### [AIM]
In the listing that follows, count each line containing the string "threshold" and report only the count.

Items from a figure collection

= = = =

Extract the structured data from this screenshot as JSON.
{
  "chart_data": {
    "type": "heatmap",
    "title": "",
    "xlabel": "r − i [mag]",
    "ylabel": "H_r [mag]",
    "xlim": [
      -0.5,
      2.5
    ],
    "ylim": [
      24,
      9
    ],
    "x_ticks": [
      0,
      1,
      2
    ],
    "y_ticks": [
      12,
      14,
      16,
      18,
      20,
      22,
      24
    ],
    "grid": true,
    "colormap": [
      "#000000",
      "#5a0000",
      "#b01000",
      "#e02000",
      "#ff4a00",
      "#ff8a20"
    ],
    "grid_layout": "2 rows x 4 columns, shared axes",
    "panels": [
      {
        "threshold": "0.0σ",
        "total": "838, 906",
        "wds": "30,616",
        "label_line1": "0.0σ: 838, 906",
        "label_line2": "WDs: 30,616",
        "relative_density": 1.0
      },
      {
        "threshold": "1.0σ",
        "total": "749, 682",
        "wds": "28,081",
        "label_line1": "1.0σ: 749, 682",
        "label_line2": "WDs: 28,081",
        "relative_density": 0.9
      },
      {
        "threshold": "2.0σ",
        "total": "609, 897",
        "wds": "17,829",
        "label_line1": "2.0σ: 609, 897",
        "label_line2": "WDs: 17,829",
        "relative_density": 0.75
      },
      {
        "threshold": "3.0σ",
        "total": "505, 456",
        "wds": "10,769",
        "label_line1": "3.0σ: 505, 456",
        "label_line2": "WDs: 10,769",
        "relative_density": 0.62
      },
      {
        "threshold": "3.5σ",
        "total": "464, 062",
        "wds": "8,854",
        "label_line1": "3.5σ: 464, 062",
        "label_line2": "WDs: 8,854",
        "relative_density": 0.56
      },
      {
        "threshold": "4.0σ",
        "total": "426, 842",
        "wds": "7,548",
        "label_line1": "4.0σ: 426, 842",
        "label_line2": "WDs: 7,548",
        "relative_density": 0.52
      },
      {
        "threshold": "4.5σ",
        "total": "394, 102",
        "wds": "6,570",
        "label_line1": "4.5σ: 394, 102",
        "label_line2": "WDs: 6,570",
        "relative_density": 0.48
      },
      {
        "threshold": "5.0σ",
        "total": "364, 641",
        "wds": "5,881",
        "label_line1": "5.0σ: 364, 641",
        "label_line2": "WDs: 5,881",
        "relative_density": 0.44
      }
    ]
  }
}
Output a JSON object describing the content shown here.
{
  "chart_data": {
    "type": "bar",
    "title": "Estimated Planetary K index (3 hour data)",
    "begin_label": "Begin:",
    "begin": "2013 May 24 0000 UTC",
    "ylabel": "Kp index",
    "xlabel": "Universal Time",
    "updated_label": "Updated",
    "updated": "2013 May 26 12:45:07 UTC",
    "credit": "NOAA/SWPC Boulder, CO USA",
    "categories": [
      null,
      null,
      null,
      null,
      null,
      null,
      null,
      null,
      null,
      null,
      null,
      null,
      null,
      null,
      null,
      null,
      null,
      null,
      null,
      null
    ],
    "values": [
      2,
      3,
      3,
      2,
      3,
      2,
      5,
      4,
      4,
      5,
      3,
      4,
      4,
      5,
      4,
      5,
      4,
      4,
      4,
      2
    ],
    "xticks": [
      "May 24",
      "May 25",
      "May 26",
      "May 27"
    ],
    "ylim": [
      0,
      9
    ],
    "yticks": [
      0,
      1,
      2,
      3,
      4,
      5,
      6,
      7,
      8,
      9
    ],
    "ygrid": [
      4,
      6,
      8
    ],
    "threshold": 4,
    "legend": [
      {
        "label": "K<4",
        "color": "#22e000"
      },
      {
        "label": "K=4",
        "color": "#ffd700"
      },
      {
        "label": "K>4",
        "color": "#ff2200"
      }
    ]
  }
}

= = = =

### [ANSWER TO THIS TASK]
9